THE REQUEST: Review the lines that follow and copy each one that contains the word "group".

··· GIVEN DATA

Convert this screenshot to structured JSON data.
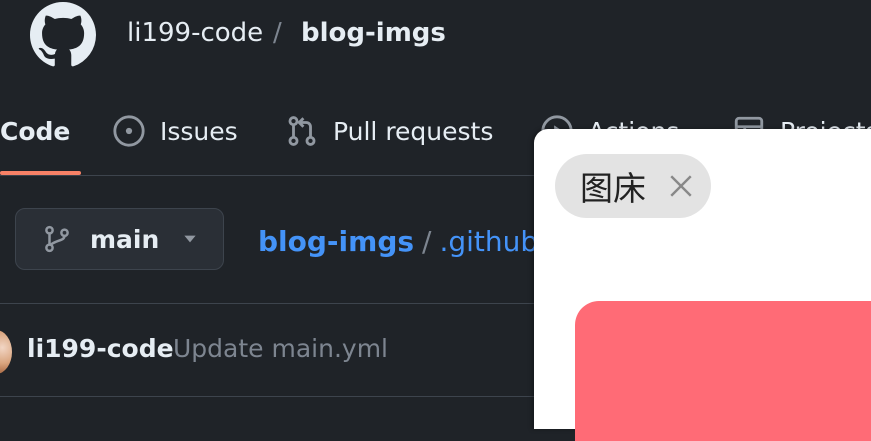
{
  "header": {
    "owner": "li199-code",
    "separator": "/",
    "repo": "blog-imgs"
  },
  "nav": {
    "tabs": [
      {
        "label": "Code",
        "icon": "code-icon",
        "active": true
      },
      {
        "label": "Issues",
        "icon": "issue-icon"
      },
      {
        "label": "Pull requests",
        "icon": "pull-request-icon"
      },
      {
        "label": "Actions",
        "icon": "play-icon"
      },
      {
        "label": "Projects",
        "icon": "table-icon"
      }
    ]
  },
  "branch": {
    "label": "main",
    "icon": "git-branch-icon"
  },
  "path": {
    "repo": "blog-imgs",
    "separator": "/",
    "folder": ".github"
  },
  "commit": {
    "author": "li199-code",
    "message": "Update main.yml"
  },
  "overlay": {
    "chip_label": "图床",
    "card_color": "#ff6b76"
  },
  "colors": {
    "background": "#1f2328",
    "accent_underline": "#f78166",
    "link": "#4493f8"
  }
}
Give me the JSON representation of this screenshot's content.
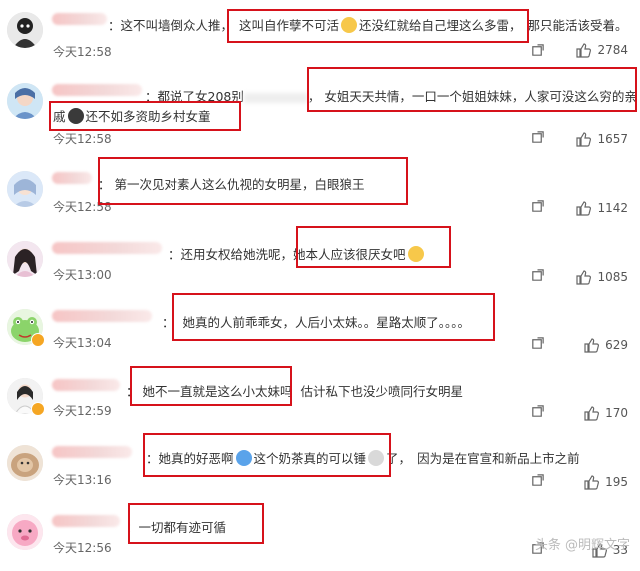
{
  "comments": [
    {
      "name_prefix": "",
      "text_a": "：这不叫墙倒众人推，",
      "text_b": "这叫自作孽不可活",
      "text_c": "还没红就给自己埋这么多雷，",
      "text_d": "那只能活该受着。",
      "time": "今天12:58",
      "likes": "2784"
    },
    {
      "text_a": "：都说了女208别",
      "text_b": "，",
      "text_c": "女姐天天共情，一口一个姐姐妹妹，人家可没这么穷的亲",
      "text_d": "戚",
      "text_e": "还不如多资助乡村女童",
      "time": "今天12:58",
      "likes": "1657"
    },
    {
      "text_a": "：",
      "text_b": "第一次见对素人这么仇视的女明星，白眼狼王",
      "time": "今天12:58",
      "likes": "1142"
    },
    {
      "text_a": "：还用女权给她洗呢，",
      "text_b": "她本人应该很厌女吧",
      "time": "今天13:00",
      "likes": "1085"
    },
    {
      "text_a": "：",
      "text_b": "她真的人前乖乖女，人后小太妹。。星路太顺了。。。。",
      "time": "今天13:04",
      "likes": "629"
    },
    {
      "text_a": "：",
      "text_b": "她不一直就是这么小太妹吗",
      "text_c": "估计私下也没少喷同行女明星",
      "time": "今天12:59",
      "likes": "170"
    },
    {
      "text_a": "：",
      "text_b": "她真的好恶啊",
      "text_c": "这个奶茶真的可以锤",
      "text_d": "了，",
      "text_e": "因为是在官宣和新品上市之前",
      "time": "今天13:16",
      "likes": "195"
    },
    {
      "text_a": "：",
      "text_b": "一切都有迹可循",
      "time": "今天12:56",
      "likes": "33"
    }
  ],
  "watermark": "头条 @明辉文字",
  "colors": {
    "highlight": "#d6121b",
    "text": "#333333",
    "muted": "#666666"
  },
  "icons": {
    "like": "thumbs-up-icon",
    "share": "share-icon"
  }
}
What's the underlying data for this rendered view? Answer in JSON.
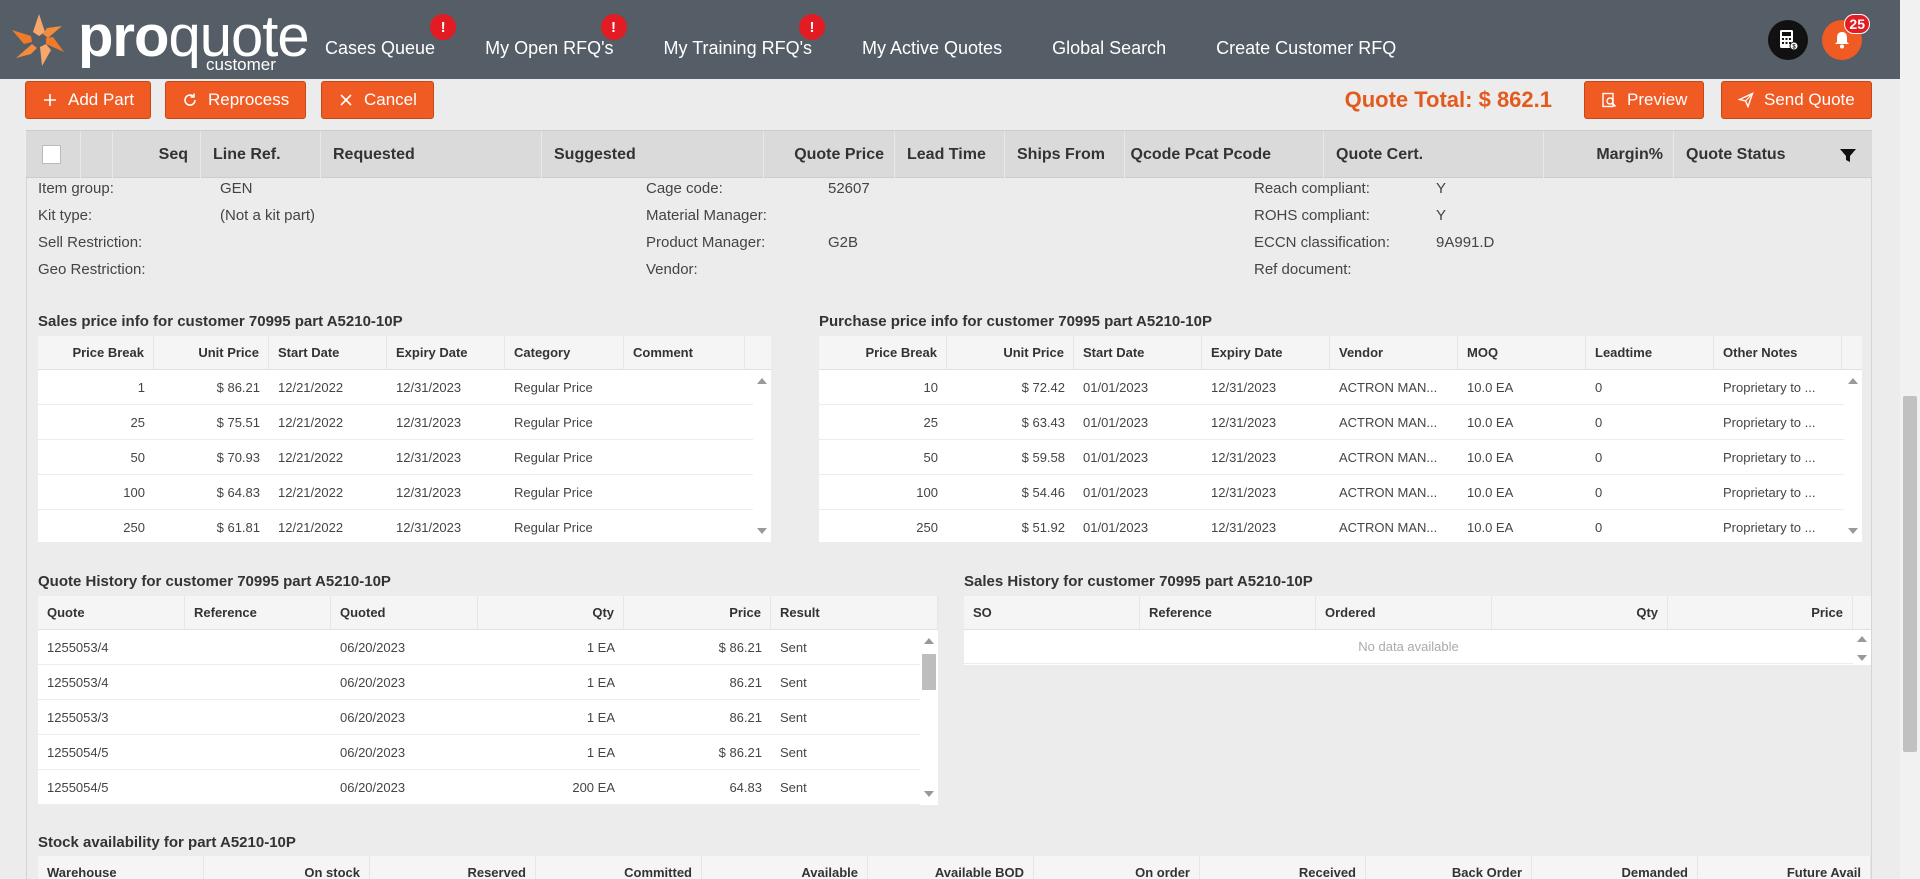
{
  "app": {
    "logo_pro": "pro",
    "logo_quote": "quote",
    "logo_sub": "customer"
  },
  "nav": [
    {
      "label": "Cases Queue",
      "badge": "!"
    },
    {
      "label": "My Open RFQ's",
      "badge": "!"
    },
    {
      "label": "My Training RFQ's",
      "badge": "!"
    },
    {
      "label": "My Active Quotes",
      "badge": ""
    },
    {
      "label": "Global Search",
      "badge": ""
    },
    {
      "label": "Create Customer RFQ",
      "badge": ""
    }
  ],
  "notifications": {
    "count": "25"
  },
  "icons": {
    "calculator": "calculator-icon",
    "bell": "bell-icon",
    "filter": "filter-icon",
    "accent": "#f05a23",
    "badge": "#e31b23"
  },
  "toolbar": {
    "add_part": "Add Part",
    "reprocess": "Reprocess",
    "cancel": "Cancel",
    "quote_total": "Quote Total: $ 862.1",
    "preview": "Preview",
    "send_quote": "Send Quote"
  },
  "grid_columns": [
    "Seq",
    "Line Ref.",
    "Requested",
    "Suggested",
    "Quote Price",
    "Lead Time",
    "Ships From",
    "Qcode Pcat Pcode",
    "Quote Cert.",
    "Margin%",
    "Quote Status"
  ],
  "attributes": {
    "col1": [
      {
        "label": "Item group",
        "value": "GEN"
      },
      {
        "label": "Kit type",
        "value": "(Not a kit part)"
      },
      {
        "label": "Sell Restriction",
        "value": ""
      },
      {
        "label": "Geo Restriction",
        "value": ""
      }
    ],
    "col2": [
      {
        "label": "Cage code",
        "value": "52607"
      },
      {
        "label": "Material Manager",
        "value": ""
      },
      {
        "label": "Product Manager",
        "value": "G2B"
      },
      {
        "label": "Vendor",
        "value": ""
      }
    ],
    "col3": [
      {
        "label": "Reach compliant",
        "value": "Y"
      },
      {
        "label": "ROHS compliant",
        "value": "Y"
      },
      {
        "label": "ECCN classification",
        "value": "9A991.D"
      },
      {
        "label": "Ref document",
        "value": ""
      }
    ]
  },
  "sales_price": {
    "title": "Sales price info for customer 70995 part A5210-10P",
    "columns": [
      "Price Break",
      "Unit Price",
      "Start Date",
      "Expiry Date",
      "Category",
      "Comment"
    ],
    "rows": [
      [
        "1",
        "$ 86.21",
        "12/21/2022",
        "12/31/2023",
        "Regular Price",
        ""
      ],
      [
        "25",
        "$ 75.51",
        "12/21/2022",
        "12/31/2023",
        "Regular Price",
        ""
      ],
      [
        "50",
        "$ 70.93",
        "12/21/2022",
        "12/31/2023",
        "Regular Price",
        ""
      ],
      [
        "100",
        "$ 64.83",
        "12/21/2022",
        "12/31/2023",
        "Regular Price",
        ""
      ],
      [
        "250",
        "$ 61.81",
        "12/21/2022",
        "12/31/2023",
        "Regular Price",
        ""
      ]
    ]
  },
  "purchase_price": {
    "title": "Purchase price info for customer 70995 part A5210-10P",
    "columns": [
      "Price Break",
      "Unit Price",
      "Start Date",
      "Expiry Date",
      "Vendor",
      "MOQ",
      "Leadtime",
      "Other Notes"
    ],
    "rows": [
      [
        "10",
        "$ 72.42",
        "01/01/2023",
        "12/31/2023",
        "ACTRON MAN...",
        "10.0 EA",
        "0",
        "Proprietary to ..."
      ],
      [
        "25",
        "$ 63.43",
        "01/01/2023",
        "12/31/2023",
        "ACTRON MAN...",
        "10.0 EA",
        "0",
        "Proprietary to ..."
      ],
      [
        "50",
        "$ 59.58",
        "01/01/2023",
        "12/31/2023",
        "ACTRON MAN...",
        "10.0 EA",
        "0",
        "Proprietary to ..."
      ],
      [
        "100",
        "$ 54.46",
        "01/01/2023",
        "12/31/2023",
        "ACTRON MAN...",
        "10.0 EA",
        "0",
        "Proprietary to ..."
      ],
      [
        "250",
        "$ 51.92",
        "01/01/2023",
        "12/31/2023",
        "ACTRON MAN...",
        "10.0 EA",
        "0",
        "Proprietary to ..."
      ]
    ]
  },
  "quote_history": {
    "title": "Quote History for customer 70995 part A5210-10P",
    "columns": [
      "Quote",
      "Reference",
      "Quoted",
      "Qty",
      "Price",
      "Result"
    ],
    "rows": [
      [
        "1255053/4",
        "",
        "06/20/2023",
        "1 EA",
        "$ 86.21",
        "Sent"
      ],
      [
        "1255053/4",
        "",
        "06/20/2023",
        "1 EA",
        "86.21",
        "Sent"
      ],
      [
        "1255053/3",
        "",
        "06/20/2023",
        "1 EA",
        "86.21",
        "Sent"
      ],
      [
        "1255054/5",
        "",
        "06/20/2023",
        "1 EA",
        "$ 86.21",
        "Sent"
      ],
      [
        "1255054/5",
        "",
        "06/20/2023",
        "200 EA",
        "64.83",
        "Sent"
      ]
    ]
  },
  "sales_history": {
    "title": "Sales History for customer 70995 part A5210-10P",
    "columns": [
      "SO",
      "Reference",
      "Ordered",
      "Qty",
      "Price"
    ],
    "empty": "No data available"
  },
  "stock": {
    "title": "Stock availability for part A5210-10P",
    "columns": [
      "Warehouse",
      "On stock",
      "Reserved",
      "Committed",
      "Available",
      "Available BOD",
      "On order",
      "Received",
      "Back Order",
      "Demanded",
      "Future Avail"
    ]
  }
}
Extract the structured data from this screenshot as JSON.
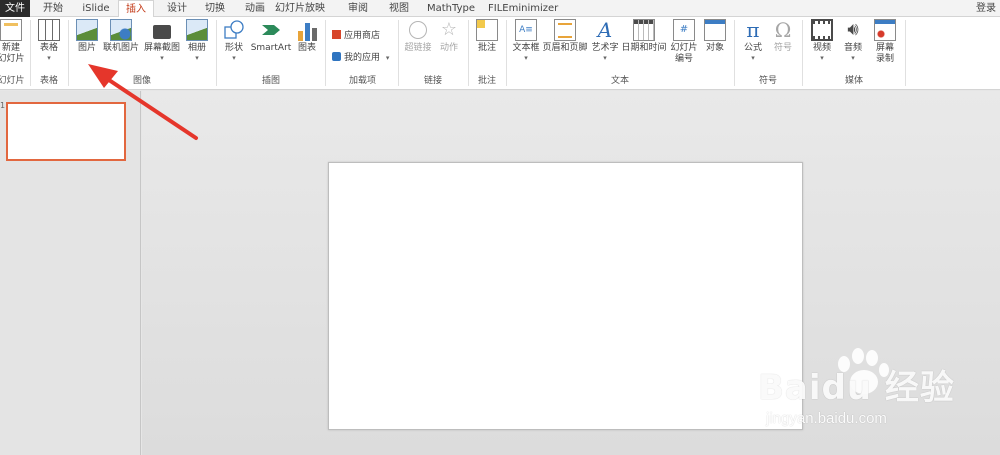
{
  "tabs": {
    "file": "文件",
    "items": [
      "开始",
      "iSlide",
      "插入",
      "设计",
      "切换",
      "动画",
      "幻灯片放映",
      "审阅",
      "视图",
      "MathType",
      "FILEminimizer"
    ],
    "active": "插入",
    "login": "登录"
  },
  "ribbon": {
    "slides": {
      "new_slide": "新建",
      "new_slide2": "幻灯片",
      "group": "幻灯片"
    },
    "tables": {
      "table": "表格",
      "group": "表格"
    },
    "images": {
      "picture": "图片",
      "online_picture": "联机图片",
      "screenshot": "屏幕截图",
      "album": "相册",
      "group": "图像"
    },
    "illustrations": {
      "shapes": "形状",
      "smartart": "SmartArt",
      "chart": "图表",
      "group": "插图"
    },
    "addins": {
      "store": "应用商店",
      "my_apps": "我的应用",
      "group": "加载项"
    },
    "links": {
      "hyperlink": "超链接",
      "action": "动作",
      "group": "链接"
    },
    "comments": {
      "comment": "批注",
      "group": "批注"
    },
    "text": {
      "textbox": "文本框",
      "header_footer": "页眉和页脚",
      "wordart": "艺术字",
      "datetime": "日期和时间",
      "slide_number": "幻灯片",
      "slide_number2": "编号",
      "object": "对象",
      "group": "文本"
    },
    "symbols": {
      "equation": "公式",
      "symbol": "符号",
      "group": "符号"
    },
    "media": {
      "video": "视频",
      "audio": "音频",
      "screen_record": "屏幕",
      "screen_record2": "录制",
      "group": "媒体"
    }
  },
  "panel": {
    "slide_number": "1"
  },
  "watermark": {
    "logo": "Baidu 经验",
    "url": "jingyan.baidu.com"
  },
  "colors": {
    "accent": "#c43e1c",
    "thumb_border": "#e2673f",
    "arrow": "#e5362b",
    "file_tab": "#2b2b2b"
  }
}
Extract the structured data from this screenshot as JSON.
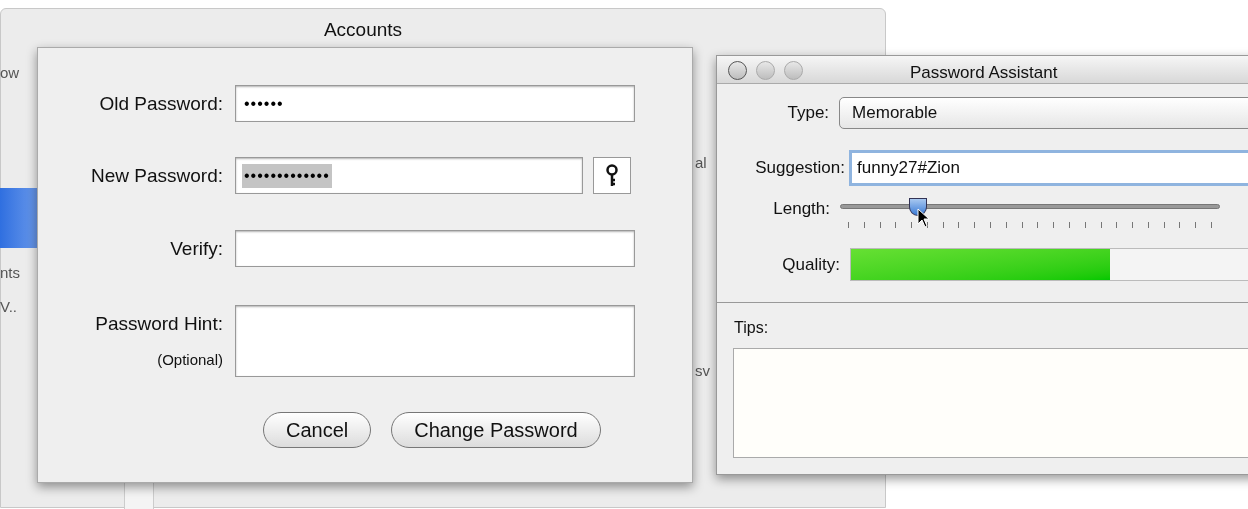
{
  "background_window": {
    "title": "Accounts",
    "fragments": [
      "ow",
      "nts",
      "V..",
      "al",
      "sv"
    ]
  },
  "change_password_sheet": {
    "fields": [
      {
        "kind": "password",
        "label": "Old Password:",
        "value": "••••••",
        "selected_text": false,
        "key_button": false
      },
      {
        "kind": "password",
        "label": "New Password:",
        "value": "•••••••••••••",
        "selected_text": true,
        "key_button": true
      },
      {
        "kind": "password",
        "label": "Verify:",
        "key_button": false
      },
      {
        "kind": "hint",
        "label": "Password Hint:",
        "sublabel": "(Optional)",
        "key_button": false
      }
    ],
    "buttons": [
      {
        "label": "Cancel",
        "default": false
      },
      {
        "label": "Change Password",
        "default": false
      }
    ]
  },
  "password_assistant": {
    "title": "Password Assistant",
    "type": {
      "label": "Type:",
      "value": "Memorable"
    },
    "suggestion": {
      "label": "Suggestion:",
      "value": "funny27#Zion"
    },
    "length": {
      "label": "Length:",
      "level": 0.19
    },
    "quality": {
      "label": "Quality:",
      "level": 0.65
    },
    "tips": {
      "label": "Tips:"
    }
  }
}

······

SOLUTION TO THIS TASK:
        "label": "Item group",
      "group": "幻灯片"
      "group": "表格"
      "group": "图像"
      "group": "插图"
      "group": "加载项"
      "group": "链接"
      "group": "批注"
      "group": "文本"
      "group": "符号"
      "group": "媒体"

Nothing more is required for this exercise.